> _Source data_
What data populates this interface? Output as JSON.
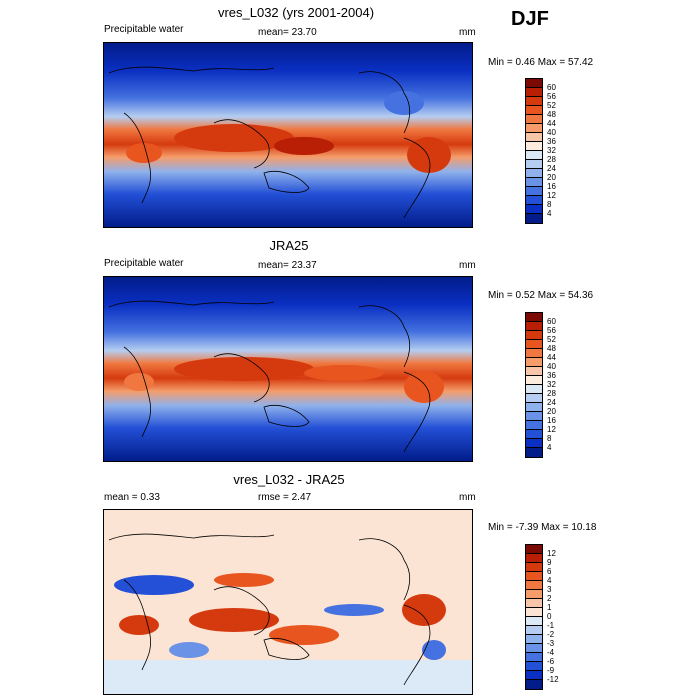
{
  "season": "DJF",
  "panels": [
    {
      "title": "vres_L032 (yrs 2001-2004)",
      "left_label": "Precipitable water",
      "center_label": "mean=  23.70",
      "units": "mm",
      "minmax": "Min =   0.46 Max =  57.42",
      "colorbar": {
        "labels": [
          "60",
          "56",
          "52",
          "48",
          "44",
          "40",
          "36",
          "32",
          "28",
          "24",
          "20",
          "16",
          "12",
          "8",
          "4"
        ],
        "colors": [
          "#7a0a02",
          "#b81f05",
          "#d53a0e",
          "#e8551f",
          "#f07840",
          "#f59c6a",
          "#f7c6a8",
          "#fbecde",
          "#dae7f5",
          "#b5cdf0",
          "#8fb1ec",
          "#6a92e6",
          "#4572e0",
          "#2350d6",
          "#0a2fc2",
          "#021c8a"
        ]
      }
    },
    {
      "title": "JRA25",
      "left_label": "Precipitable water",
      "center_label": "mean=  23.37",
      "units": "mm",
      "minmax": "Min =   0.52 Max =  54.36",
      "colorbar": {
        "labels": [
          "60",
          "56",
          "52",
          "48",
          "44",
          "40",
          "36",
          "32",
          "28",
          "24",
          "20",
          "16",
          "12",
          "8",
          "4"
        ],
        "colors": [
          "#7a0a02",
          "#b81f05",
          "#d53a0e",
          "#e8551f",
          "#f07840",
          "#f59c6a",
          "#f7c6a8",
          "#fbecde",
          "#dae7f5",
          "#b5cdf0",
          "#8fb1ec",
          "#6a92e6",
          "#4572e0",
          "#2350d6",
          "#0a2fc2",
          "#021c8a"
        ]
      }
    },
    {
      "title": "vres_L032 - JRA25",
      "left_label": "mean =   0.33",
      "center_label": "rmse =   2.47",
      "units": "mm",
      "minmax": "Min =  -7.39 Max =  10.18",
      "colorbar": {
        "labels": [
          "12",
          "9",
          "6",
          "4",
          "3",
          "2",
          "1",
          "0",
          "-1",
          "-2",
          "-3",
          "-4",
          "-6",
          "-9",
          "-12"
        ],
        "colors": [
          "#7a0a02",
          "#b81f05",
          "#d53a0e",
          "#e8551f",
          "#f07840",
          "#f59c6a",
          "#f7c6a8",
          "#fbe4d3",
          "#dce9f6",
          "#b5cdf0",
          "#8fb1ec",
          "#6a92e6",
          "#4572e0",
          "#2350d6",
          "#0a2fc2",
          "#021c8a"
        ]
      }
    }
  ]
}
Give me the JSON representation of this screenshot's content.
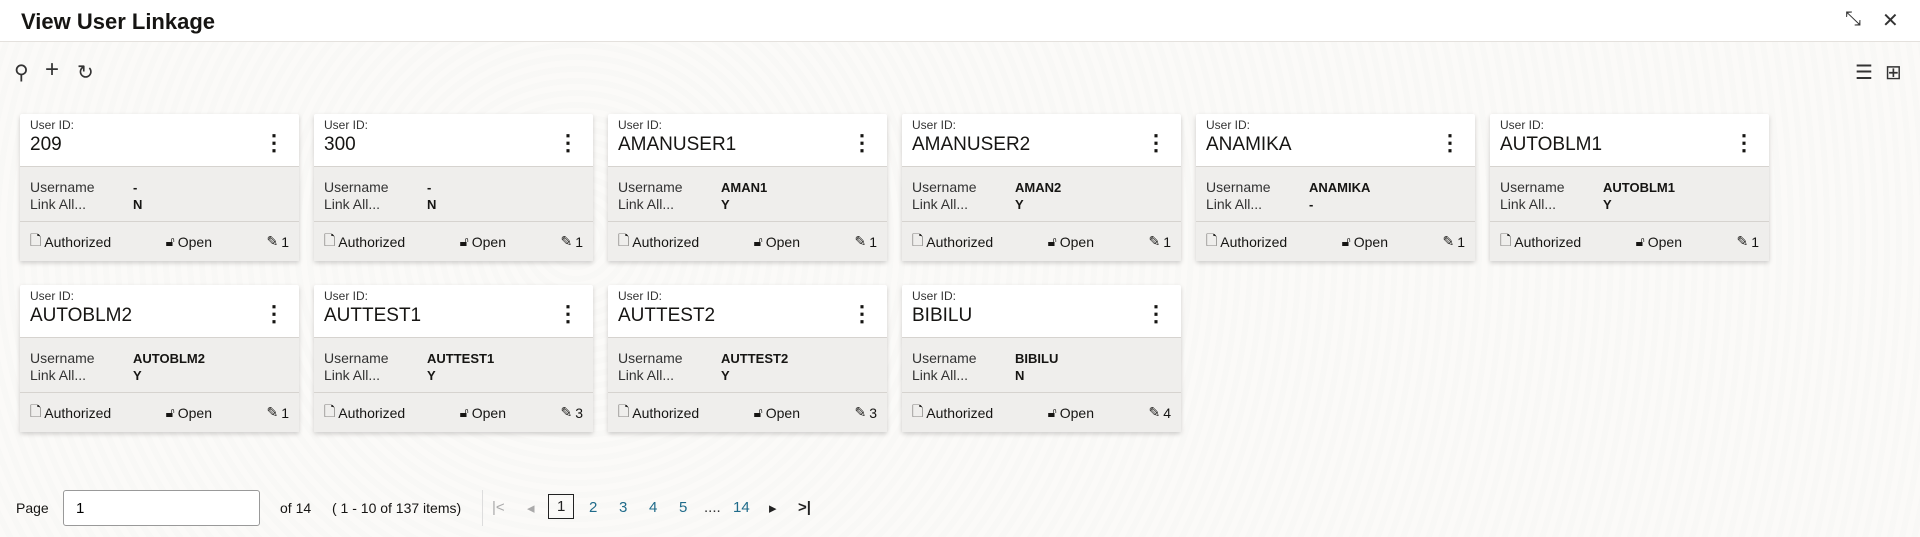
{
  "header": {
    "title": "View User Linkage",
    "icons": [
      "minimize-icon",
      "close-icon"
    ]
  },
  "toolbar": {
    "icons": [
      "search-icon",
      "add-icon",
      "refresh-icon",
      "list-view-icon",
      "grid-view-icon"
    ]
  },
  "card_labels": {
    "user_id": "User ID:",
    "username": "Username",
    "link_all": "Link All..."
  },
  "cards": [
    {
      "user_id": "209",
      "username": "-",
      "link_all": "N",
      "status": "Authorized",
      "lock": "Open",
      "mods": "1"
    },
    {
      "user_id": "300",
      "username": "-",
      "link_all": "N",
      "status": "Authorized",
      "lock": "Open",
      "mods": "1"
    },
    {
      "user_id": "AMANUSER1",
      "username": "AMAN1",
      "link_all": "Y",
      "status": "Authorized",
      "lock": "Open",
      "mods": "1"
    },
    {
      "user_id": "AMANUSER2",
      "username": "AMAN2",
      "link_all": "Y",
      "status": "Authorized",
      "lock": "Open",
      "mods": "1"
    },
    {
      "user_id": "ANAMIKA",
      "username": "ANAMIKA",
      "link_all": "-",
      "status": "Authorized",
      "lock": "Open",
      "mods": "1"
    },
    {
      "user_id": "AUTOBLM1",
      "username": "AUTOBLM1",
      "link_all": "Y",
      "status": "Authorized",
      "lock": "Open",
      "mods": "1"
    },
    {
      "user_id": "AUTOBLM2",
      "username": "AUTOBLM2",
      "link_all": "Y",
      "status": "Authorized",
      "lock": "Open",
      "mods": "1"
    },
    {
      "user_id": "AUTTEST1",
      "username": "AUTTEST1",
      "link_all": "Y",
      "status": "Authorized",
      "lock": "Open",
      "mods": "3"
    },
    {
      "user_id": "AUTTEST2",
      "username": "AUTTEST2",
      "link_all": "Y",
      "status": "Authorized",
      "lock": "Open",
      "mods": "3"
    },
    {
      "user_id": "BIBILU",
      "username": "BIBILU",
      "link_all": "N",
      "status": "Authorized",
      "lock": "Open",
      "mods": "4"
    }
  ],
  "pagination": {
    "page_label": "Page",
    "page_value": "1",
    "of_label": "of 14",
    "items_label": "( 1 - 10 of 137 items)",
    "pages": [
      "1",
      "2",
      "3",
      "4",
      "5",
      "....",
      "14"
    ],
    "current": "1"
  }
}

> _Task to complete_
Every line of the data should be copied as it stands, without the images.

> _Reply_
What data populates this interface? Output as JSON.
{
  "season": "DJF",
  "panels": [
    {
      "title": "vres_L032 (yrs 2001-2004)",
      "left_label": "Precipitable water",
      "center_label": "mean=  23.70",
      "units": "mm",
      "minmax": "Min =   0.46 Max =  57.42",
      "colorbar": {
        "labels": [
          "60",
          "56",
          "52",
          "48",
          "44",
          "40",
          "36",
          "32",
          "28",
          "24",
          "20",
          "16",
          "12",
          "8",
          "4"
        ],
        "colors": [
          "#7a0a02",
          "#b81f05",
          "#d53a0e",
          "#e8551f",
          "#f07840",
          "#f59c6a",
          "#f7c6a8",
          "#fbecde",
          "#dae7f5",
          "#b5cdf0",
          "#8fb1ec",
          "#6a92e6",
          "#4572e0",
          "#2350d6",
          "#0a2fc2",
          "#021c8a"
        ]
      }
    },
    {
      "title": "JRA25",
      "left_label": "Precipitable water",
      "center_label": "mean=  23.37",
      "units": "mm",
      "minmax": "Min =   0.52 Max =  54.36",
      "colorbar": {
        "labels": [
          "60",
          "56",
          "52",
          "48",
          "44",
          "40",
          "36",
          "32",
          "28",
          "24",
          "20",
          "16",
          "12",
          "8",
          "4"
        ],
        "colors": [
          "#7a0a02",
          "#b81f05",
          "#d53a0e",
          "#e8551f",
          "#f07840",
          "#f59c6a",
          "#f7c6a8",
          "#fbecde",
          "#dae7f5",
          "#b5cdf0",
          "#8fb1ec",
          "#6a92e6",
          "#4572e0",
          "#2350d6",
          "#0a2fc2",
          "#021c8a"
        ]
      }
    },
    {
      "title": "vres_L032 - JRA25",
      "left_label": "mean =   0.33",
      "center_label": "rmse =   2.47",
      "units": "mm",
      "minmax": "Min =  -7.39 Max =  10.18",
      "colorbar": {
        "labels": [
          "12",
          "9",
          "6",
          "4",
          "3",
          "2",
          "1",
          "0",
          "-1",
          "-2",
          "-3",
          "-4",
          "-6",
          "-9",
          "-12"
        ],
        "colors": [
          "#7a0a02",
          "#b81f05",
          "#d53a0e",
          "#e8551f",
          "#f07840",
          "#f59c6a",
          "#f7c6a8",
          "#fbe4d3",
          "#dce9f6",
          "#b5cdf0",
          "#8fb1ec",
          "#6a92e6",
          "#4572e0",
          "#2350d6",
          "#0a2fc2",
          "#021c8a"
        ]
      }
    }
  ]
}
Give me the JSON representation of this screenshot's content.
{
  "header": {
    "title": "View User Linkage",
    "icons": [
      "minimize-icon",
      "close-icon"
    ]
  },
  "toolbar": {
    "icons": [
      "search-icon",
      "add-icon",
      "refresh-icon",
      "list-view-icon",
      "grid-view-icon"
    ]
  },
  "card_labels": {
    "user_id": "User ID:",
    "username": "Username",
    "link_all": "Link All..."
  },
  "cards": [
    {
      "user_id": "209",
      "username": "-",
      "link_all": "N",
      "status": "Authorized",
      "lock": "Open",
      "mods": "1"
    },
    {
      "user_id": "300",
      "username": "-",
      "link_all": "N",
      "status": "Authorized",
      "lock": "Open",
      "mods": "1"
    },
    {
      "user_id": "AMANUSER1",
      "username": "AMAN1",
      "link_all": "Y",
      "status": "Authorized",
      "lock": "Open",
      "mods": "1"
    },
    {
      "user_id": "AMANUSER2",
      "username": "AMAN2",
      "link_all": "Y",
      "status": "Authorized",
      "lock": "Open",
      "mods": "1"
    },
    {
      "user_id": "ANAMIKA",
      "username": "ANAMIKA",
      "link_all": "-",
      "status": "Authorized",
      "lock": "Open",
      "mods": "1"
    },
    {
      "user_id": "AUTOBLM1",
      "username": "AUTOBLM1",
      "link_all": "Y",
      "status": "Authorized",
      "lock": "Open",
      "mods": "1"
    },
    {
      "user_id": "AUTOBLM2",
      "username": "AUTOBLM2",
      "link_all": "Y",
      "status": "Authorized",
      "lock": "Open",
      "mods": "1"
    },
    {
      "user_id": "AUTTEST1",
      "username": "AUTTEST1",
      "link_all": "Y",
      "status": "Authorized",
      "lock": "Open",
      "mods": "3"
    },
    {
      "user_id": "AUTTEST2",
      "username": "AUTTEST2",
      "link_all": "Y",
      "status": "Authorized",
      "lock": "Open",
      "mods": "3"
    },
    {
      "user_id": "BIBILU",
      "username": "BIBILU",
      "link_all": "N",
      "status": "Authorized",
      "lock": "Open",
      "mods": "4"
    }
  ],
  "pagination": {
    "page_label": "Page",
    "page_value": "1",
    "of_label": "of 14",
    "items_label": "( 1 - 10 of 137 items)",
    "pages": [
      "1",
      "2",
      "3",
      "4",
      "5",
      "....",
      "14"
    ],
    "current": "1"
  }
}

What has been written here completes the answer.